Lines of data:
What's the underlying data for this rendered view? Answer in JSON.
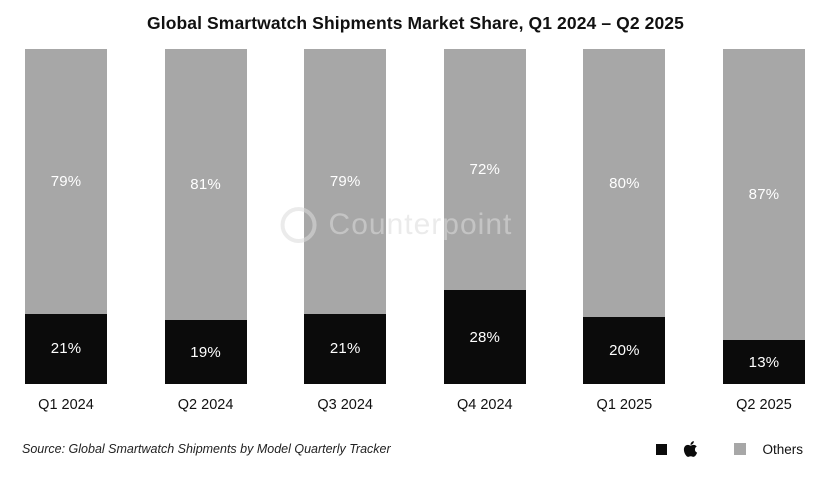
{
  "title": "Global Smartwatch Shipments Market Share, Q1 2024 – Q2 2025",
  "source": "Source: Global Smartwatch Shipments by Model Quarterly Tracker",
  "watermark": "Counterpoint",
  "legend": {
    "apple": "Apple",
    "others": "Others"
  },
  "colors": {
    "apple": "#0b0b0b",
    "others": "#a7a7a7",
    "label_text": "#ffffff"
  },
  "chart_data": {
    "type": "bar",
    "stacked": true,
    "title": "Global Smartwatch Shipments Market Share, Q1 2024 – Q2 2025",
    "categories": [
      "Q1 2024",
      "Q2 2024",
      "Q3 2024",
      "Q4 2024",
      "Q1 2025",
      "Q2 2025"
    ],
    "series": [
      {
        "name": "Apple",
        "values": [
          21,
          19,
          21,
          28,
          20,
          13
        ]
      },
      {
        "name": "Others",
        "values": [
          79,
          81,
          79,
          72,
          80,
          87
        ]
      }
    ],
    "value_format": "percent",
    "ylim": [
      0,
      100
    ],
    "grid": false,
    "legend_position": "bottom-right"
  }
}
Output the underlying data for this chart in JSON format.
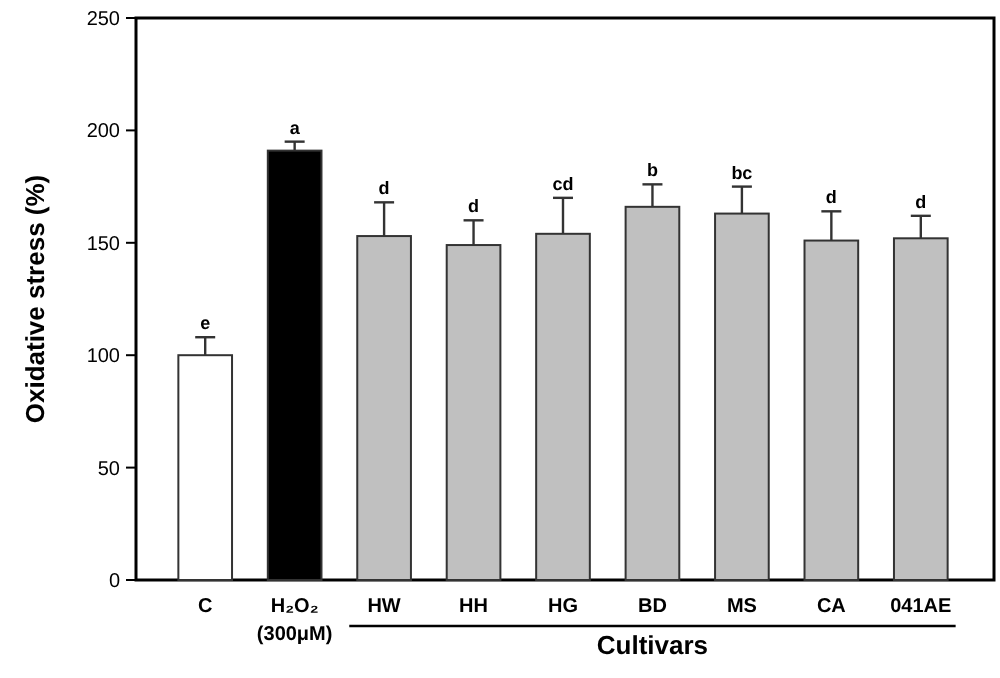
{
  "chart_data": {
    "type": "bar",
    "ylabel": "Oxidative stress (%)",
    "categories": [
      "C",
      "H₂O₂ (300μM)",
      "HW",
      "HH",
      "HG",
      "BD",
      "MS",
      "CA",
      "041AE"
    ],
    "values": [
      100,
      191,
      153,
      149,
      154,
      166,
      163,
      151,
      152
    ],
    "errors": [
      8,
      4,
      15,
      11,
      16,
      10,
      12,
      13,
      10
    ],
    "colors": [
      "#ffffff",
      "#000000",
      "#c0c0c0",
      "#c0c0c0",
      "#c0c0c0",
      "#c0c0c0",
      "#c0c0c0",
      "#c0c0c0",
      "#c0c0c0"
    ],
    "ylim": [
      0,
      250
    ],
    "yticks": [
      0,
      50,
      100,
      150,
      200,
      250
    ],
    "annotations": [
      {
        "text": "e",
        "x": "C",
        "y": 108
      },
      {
        "text": "a",
        "x": "H₂O₂ (300μM)",
        "y": 195
      },
      {
        "text": "d",
        "x": "HW",
        "y": 168
      },
      {
        "text": "d",
        "x": "HH",
        "y": 160
      },
      {
        "text": "cd",
        "x": "HG",
        "y": 170
      },
      {
        "text": "b",
        "x": "BD",
        "y": 176
      },
      {
        "text": "bc",
        "x": "MS",
        "y": 175
      },
      {
        "text": "d",
        "x": "CA",
        "y": 164
      },
      {
        "text": "d",
        "x": "041AE",
        "y": 162
      },
      "Cultivars"
    ]
  }
}
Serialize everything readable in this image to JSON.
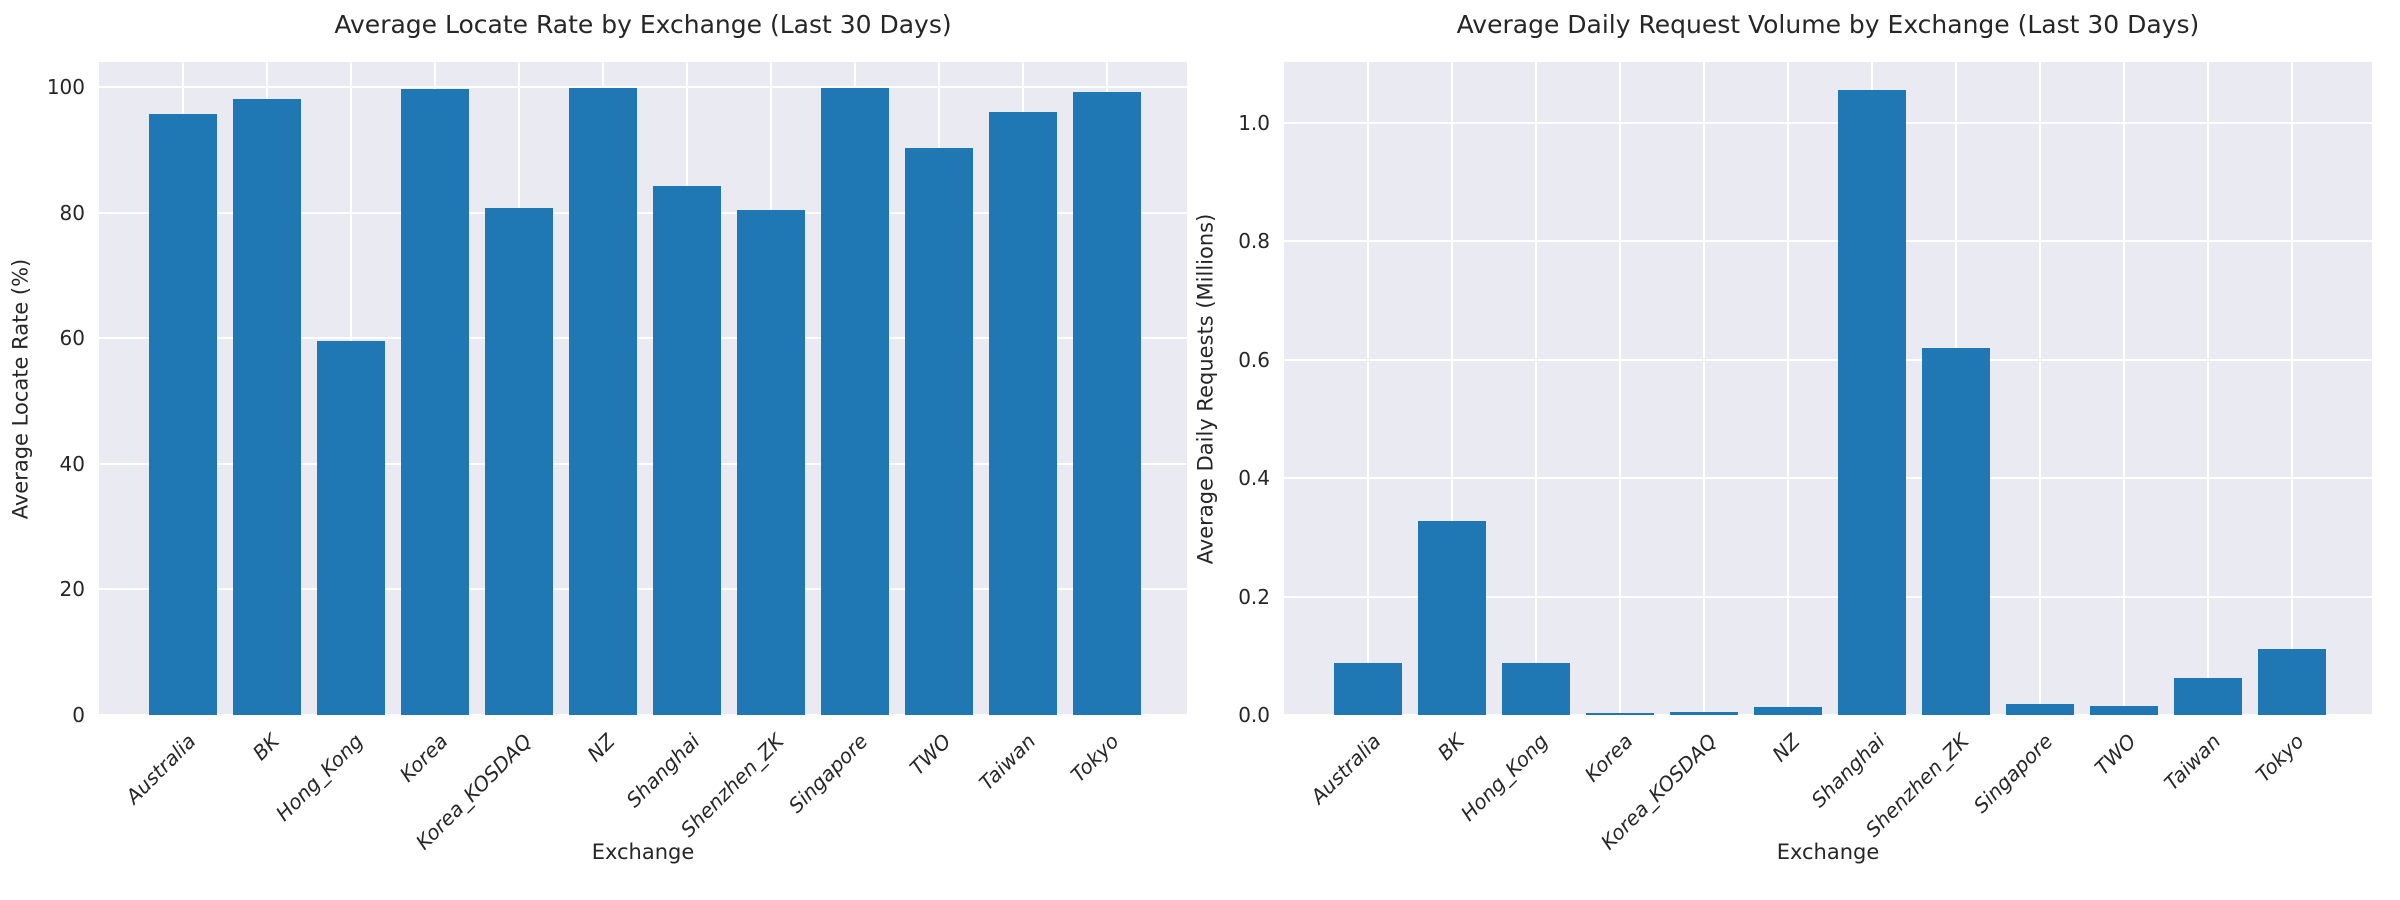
{
  "figure": {
    "background_color": "#ffffff",
    "axes_background_color": "#eaeaf2",
    "grid_color": "#ffffff",
    "bar_color": "#1f77b4",
    "text_color": "#262626"
  },
  "chart_data": [
    {
      "type": "bar",
      "title": "Average Locate Rate by Exchange (Last 30 Days)",
      "xlabel": "Exchange",
      "ylabel": "Average Locate Rate (%)",
      "categories": [
        "Australia",
        "BK",
        "Hong_Kong",
        "Korea",
        "Korea_KOSDAQ",
        "NZ",
        "Shanghai",
        "Shenzhen_ZK",
        "Singapore",
        "TWO",
        "Taiwan",
        "Tokyo"
      ],
      "values": [
        95.7,
        98.1,
        59.5,
        99.7,
        80.8,
        99.9,
        84.3,
        80.5,
        99.9,
        90.3,
        96.1,
        99.3
      ],
      "yticks": [
        0,
        20,
        40,
        60,
        80,
        100
      ],
      "ytick_labels": [
        "0",
        "20",
        "40",
        "60",
        "80",
        "100"
      ],
      "ylim": [
        0,
        104
      ],
      "grid": true,
      "legend": null
    },
    {
      "type": "bar",
      "title": "Average Daily Request Volume by Exchange (Last 30 Days)",
      "xlabel": "Exchange",
      "ylabel": "Average Daily Requests (Millions)",
      "categories": [
        "Australia",
        "BK",
        "Hong_Kong",
        "Korea",
        "Korea_KOSDAQ",
        "NZ",
        "Shanghai",
        "Shenzhen_ZK",
        "Singapore",
        "TWO",
        "Taiwan",
        "Tokyo"
      ],
      "values": [
        0.088,
        0.327,
        0.087,
        0.003,
        0.005,
        0.014,
        1.055,
        0.62,
        0.019,
        0.016,
        0.063,
        0.111
      ],
      "yticks": [
        0.0,
        0.2,
        0.4,
        0.6,
        0.8,
        1.0
      ],
      "ytick_labels": [
        "0.0",
        "0.2",
        "0.4",
        "0.6",
        "0.8",
        "1.0"
      ],
      "ylim": [
        0,
        1.103
      ],
      "grid": true,
      "legend": null
    }
  ]
}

_What is being asked_
Pick out all the lines with the word "JSON" in them and copy them.

_Solution_
What's the underlying data for this rendered view? Answer in JSON.
Output the underlying data for this chart in JSON format.
Serialize everything readable in this image to JSON.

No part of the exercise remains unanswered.